READING TEXT:
Also, rainfall intensity (mm/d) beyond 35% is lower than 0.1 mm/d which is  hydrologically not important. The reason for the style of the green line is the calculation of the daily average with results in much lower rainfall intensities and significant amount of drizzle.

 

Fig 6 : Better label X-axis with month names for easier reading (as the main text refers to month

names) ; for a better understanding, materialize the wet/dry seasons on the graphs with e.g.

shaded areas ? ; “arithmetic mean” is missing in c) and d)

 

Response: The X-axis has been labelled with month names and the wet/dry seasons have been shaded for easy interpretation. Arithmetic mean has been included in Fig c) and d).

 

lines 300-311. I can hardly see the announced trends, except if the authors look at the ensemble mean. For example : ≪ All models show a decrease in mean precipitation during the dry season (JJA) except for CanESM – CanRCM model and CanESM – RCA.. (l 302:303) ≫. As far as the whole JJA period is concerned, it is true only for the blue and grey curves (fig 6a) and the purple and grey curves (fig 6 b). The ensemble mean is very close to 0 for these months indicating no trends with respect to the historical period. Similarly: ≪ In the short rainy season (SON), all models project an increase in precipitation ( l 307-308 ) ≫. It is not true for the blue and grey curves in fig 6.a and 6.b (change is negative in Sep-Oct). This whole section needs to be rephrased more precisely to make the conclusions match what is seen on the graphs. I suggest the author only consider the ensemble mean +- 1 standard deviation, as no systematic signal can be derived from the individual runs (far too noisy).

 

Response: The paragraph under section 3.2.2. has been revised and now reads better

 

lines 312 -320 . Same as above. Moreover, I am surprised that the temperature change (yearly mean) is far lower than 0,2°C even for RCP8.5 in which the global mean T° is expected to increase by several degrees (up to 7 in some extreme CMIP6 simulations) in 2100, which means that a part of that rise should already be there in 2050, even in CMIP5 runs. Yet, no T° increase (on average, over the year ) can be seen in fig 6 c and d). Is this realistic ? Does this mean that the projected T° rise is modest over this region or does it come from the bias correction method and /or from the seasonal bias in the simulated T° ( too cold in Sep-Dec, fig 5 a) ? Please comment on that.

THE TASKS:
• a. Can you rename every "y-tick-label" to "y-axis-tick" in the records, starting with their first line and going through the line that contains "x-axis-title: Level of work experience bbox=[599, 467, 802, 486]", and give those lines back with nothing else changed?
• b. How would the review comments on the rainfall and temperature projections go on after their last sentence?
The review comments and the records are two separate pieces of material.

(Collected data entries)
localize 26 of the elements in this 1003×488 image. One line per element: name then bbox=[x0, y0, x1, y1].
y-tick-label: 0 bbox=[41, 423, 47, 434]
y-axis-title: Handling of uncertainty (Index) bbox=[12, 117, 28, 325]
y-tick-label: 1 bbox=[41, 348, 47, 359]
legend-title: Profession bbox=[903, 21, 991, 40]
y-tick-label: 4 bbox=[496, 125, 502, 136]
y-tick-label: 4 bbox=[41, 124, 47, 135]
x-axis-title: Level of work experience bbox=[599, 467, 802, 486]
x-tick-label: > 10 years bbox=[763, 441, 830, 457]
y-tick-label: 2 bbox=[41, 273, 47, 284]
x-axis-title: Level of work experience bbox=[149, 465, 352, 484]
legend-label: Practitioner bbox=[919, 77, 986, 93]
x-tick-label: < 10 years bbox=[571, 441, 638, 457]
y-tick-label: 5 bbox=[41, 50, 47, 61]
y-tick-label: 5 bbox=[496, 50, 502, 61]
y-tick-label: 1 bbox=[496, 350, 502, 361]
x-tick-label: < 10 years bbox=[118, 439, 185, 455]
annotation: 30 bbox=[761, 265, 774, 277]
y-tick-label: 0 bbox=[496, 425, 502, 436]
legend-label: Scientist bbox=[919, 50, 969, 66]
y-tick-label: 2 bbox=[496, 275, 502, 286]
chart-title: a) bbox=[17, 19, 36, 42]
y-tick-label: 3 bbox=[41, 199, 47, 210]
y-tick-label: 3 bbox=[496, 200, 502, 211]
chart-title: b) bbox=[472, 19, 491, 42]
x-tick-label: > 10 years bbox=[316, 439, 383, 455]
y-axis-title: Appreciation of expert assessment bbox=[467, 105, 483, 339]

RESPONSES BY TASK:
• a.
localize 26 of the elements in this 1003×488 image. One line per element: name then bbox=[x0, y0, x1, y1].
y-axis-tick: 0 bbox=[41, 423, 47, 434]
y-axis-title: Handling of uncertainty (Index) bbox=[12, 117, 28, 325]
y-axis-tick: 1 bbox=[41, 348, 47, 359]
legend-title: Profession bbox=[903, 21, 991, 40]
y-axis-tick: 4 bbox=[496, 125, 502, 136]
y-axis-tick: 4 bbox=[41, 124, 47, 135]
x-axis-title: Level of work experience bbox=[599, 467, 802, 486]

• b.
 

Response: The temperature data are taken from the GCMs/RCMs. It seems to be a local phenomenon especially for East Africa and cannot be compared to the global mean.

 

lines 328 onwards (whole section 3.3.1). Is it really surprising that changes in rainfall induce changes in the water balance components ? May be it would be more informative to evaluate the magnitude of the changes. The CanESM-CanRCM run simulates + 27 % rainfall (RCP4.5, table 3), and fig7 suggests that it translates into a ~3-fold increase in runoff,~ +75% in recharge, etc. May be plotting the change in water balance components vs the change in rainfall (same for T°) would be more informative ? i.e. comment on the magnitude of the changes rather than on the trend which is obvious ?

 

Response: Table 3 (in the revised manuscript) indicating the magnitude of change in the selected water balance components has been included with description of the results and discussion in the revised manuscript. Nevertheless, this does only make sense for some of the water balance components as small changes in e.g. surface runoff (small values, e.g. 2 mm/a instead of 1 mm/a is 100 % increase)) will result in very large relative changes which are not relevant.

 

By the way it seems to me that the variables shown on fig 7 are not of the same nature with respect to the annual water balance, which can write for example “rainfall=discharge+ET+soil water storage +GW storage”. It is unclear how (in this model), water yield, lateral flow,  relate to the other components.

 

Response: Fig 7 has been deleted since it shows only trends. This has been replaced with Table 3 which shows the magnitude of change for the selected water balance components such as ET, Surface runoff, Water yield, deep aquifer recharge and precipitation. In this model, water yield is simulated as a summation of lateral flow+ surface runoff+ groundwater flow (baseflow). Thus, lateral flow is a component of water yield in the model.

 

lines 340-341 : Is PET calculated by the SWAT model ? I guess it is mainly dependent on T° which

explains why PET virtually does not change (see above). Then, the change in ET is mainly due to

the fact that it rains more ? But in this region ET is limited by the available energy. Did you use net radiation in the forcing ?

 

Response: The SWAT model calculates PET and for this study Penman monteith method was applied to derive PET. This method requires solar radiation as one of the inputs and therefore, solar radiation was used as a forcing in the model.

 

Fig 7 (caption) spell check : “Simulations based on BIAS-CORRECTED precipitation…”

 

Response: Figure 7 has been deleted

 

Table 3 and Table 4 : the values in the last line of both tables (arithmetic mean) are not equal to the average of the 6 values of the lines above (except two). Please check or explain.

 

Response: Results in Table 3 of the old manuscript have been merged in Table 3 for the revised manuscript. Thus, Table 3 for the old manuscript has been deleted. This has been corrected and the arithmentic mean no corresponds to the average of the 6 individual models for Table 3 and Table 4

 

lines 359-364 and Fig 8. How discharge compares with the variables of fig. 7 (surface runoff,

lateral flow and water yield, ) ; how is it deriving from them ?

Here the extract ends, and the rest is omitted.